Extracted information:
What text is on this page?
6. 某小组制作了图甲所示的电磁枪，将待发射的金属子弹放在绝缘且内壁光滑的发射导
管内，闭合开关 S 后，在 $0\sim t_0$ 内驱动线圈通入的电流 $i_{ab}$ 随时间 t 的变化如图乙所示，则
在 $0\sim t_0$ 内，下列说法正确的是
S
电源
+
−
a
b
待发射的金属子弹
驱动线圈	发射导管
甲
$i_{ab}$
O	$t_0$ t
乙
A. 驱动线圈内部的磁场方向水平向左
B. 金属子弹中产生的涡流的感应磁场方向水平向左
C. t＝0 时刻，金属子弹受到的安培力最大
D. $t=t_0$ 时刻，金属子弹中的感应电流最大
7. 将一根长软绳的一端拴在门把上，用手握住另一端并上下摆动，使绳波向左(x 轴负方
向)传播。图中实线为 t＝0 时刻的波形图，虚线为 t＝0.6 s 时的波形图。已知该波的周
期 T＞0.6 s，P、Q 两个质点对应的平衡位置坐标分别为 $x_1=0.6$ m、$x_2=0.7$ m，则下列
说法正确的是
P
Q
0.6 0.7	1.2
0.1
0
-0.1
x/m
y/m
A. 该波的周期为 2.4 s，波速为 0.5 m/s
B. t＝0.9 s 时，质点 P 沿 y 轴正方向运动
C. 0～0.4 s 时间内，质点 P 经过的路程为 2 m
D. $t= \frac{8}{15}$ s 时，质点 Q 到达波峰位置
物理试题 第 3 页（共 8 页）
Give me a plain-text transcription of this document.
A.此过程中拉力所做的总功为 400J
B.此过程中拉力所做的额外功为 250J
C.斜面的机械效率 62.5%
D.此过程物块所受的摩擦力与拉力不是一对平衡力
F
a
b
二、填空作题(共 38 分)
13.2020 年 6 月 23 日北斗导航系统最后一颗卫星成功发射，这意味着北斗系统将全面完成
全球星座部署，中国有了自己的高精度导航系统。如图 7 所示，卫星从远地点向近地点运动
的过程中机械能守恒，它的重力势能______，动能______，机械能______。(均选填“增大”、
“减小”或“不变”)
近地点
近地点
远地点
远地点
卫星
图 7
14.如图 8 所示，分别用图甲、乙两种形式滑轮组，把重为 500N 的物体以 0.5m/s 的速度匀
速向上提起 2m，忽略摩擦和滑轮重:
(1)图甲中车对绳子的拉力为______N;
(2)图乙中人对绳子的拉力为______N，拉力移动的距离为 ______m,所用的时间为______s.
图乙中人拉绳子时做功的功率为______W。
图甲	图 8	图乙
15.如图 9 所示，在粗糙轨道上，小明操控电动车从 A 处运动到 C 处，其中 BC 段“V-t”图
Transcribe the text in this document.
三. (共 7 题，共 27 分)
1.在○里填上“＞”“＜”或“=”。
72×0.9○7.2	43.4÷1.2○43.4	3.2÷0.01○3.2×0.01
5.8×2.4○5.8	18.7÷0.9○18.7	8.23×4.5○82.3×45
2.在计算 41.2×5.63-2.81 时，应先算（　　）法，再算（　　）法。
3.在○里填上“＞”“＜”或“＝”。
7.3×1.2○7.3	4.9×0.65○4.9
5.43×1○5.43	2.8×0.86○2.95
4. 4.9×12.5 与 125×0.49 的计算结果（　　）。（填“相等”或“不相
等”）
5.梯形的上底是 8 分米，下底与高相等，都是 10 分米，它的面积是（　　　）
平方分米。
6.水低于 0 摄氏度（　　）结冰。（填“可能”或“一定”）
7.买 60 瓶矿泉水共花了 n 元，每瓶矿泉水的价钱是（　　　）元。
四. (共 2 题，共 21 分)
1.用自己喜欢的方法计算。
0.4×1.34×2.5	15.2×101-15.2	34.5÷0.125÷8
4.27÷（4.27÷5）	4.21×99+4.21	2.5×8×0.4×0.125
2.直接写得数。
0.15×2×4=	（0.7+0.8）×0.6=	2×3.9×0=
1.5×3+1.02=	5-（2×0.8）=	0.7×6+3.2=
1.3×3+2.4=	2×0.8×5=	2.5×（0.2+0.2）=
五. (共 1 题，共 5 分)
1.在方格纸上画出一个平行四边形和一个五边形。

Given problem:
State the number of lines in this listing that contain the string "document", and add nothing else.

Exercise result:
2